Exercise objective |
Transcribe every line of the listing below without any deviation.

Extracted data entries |
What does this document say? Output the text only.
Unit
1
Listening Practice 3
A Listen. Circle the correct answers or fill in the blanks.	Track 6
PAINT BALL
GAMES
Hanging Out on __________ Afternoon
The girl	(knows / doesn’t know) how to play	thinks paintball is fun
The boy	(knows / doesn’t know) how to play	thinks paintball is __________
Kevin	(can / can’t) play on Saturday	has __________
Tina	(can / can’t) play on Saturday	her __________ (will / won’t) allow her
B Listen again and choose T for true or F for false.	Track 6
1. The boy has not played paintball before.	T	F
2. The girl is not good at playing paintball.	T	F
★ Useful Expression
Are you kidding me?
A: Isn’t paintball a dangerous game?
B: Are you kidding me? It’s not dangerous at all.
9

Full answer |
What does this document say? Output the text only.
Unit
1
Listening Practice 3
A Listen. Circle the correct answers or fill in the blanks.	Track 6
PAINT BALL
GAMES
Hanging Out on __________ Afternoon
The girl	(knows / doesn’t know) how to play	thinks paintball is fun
The boy	(knows / doesn’t know) how to play	thinks paintball is __________
Kevin	(can / can’t) play on Saturday	has __________
Tina	(can / can’t) play on Saturday	her __________ (will / won’t) allow her
B Listen again and choose T for true or F for false.	Track 6
1. The boy has not played paintball before.	T	F
2. The girl is not good at playing paintball.	T	F
★ Useful Expression
Are you kidding me?
A: Isn’t paintball a dangerous game?
B: Are you kidding me? It’s not dangerous at all.
9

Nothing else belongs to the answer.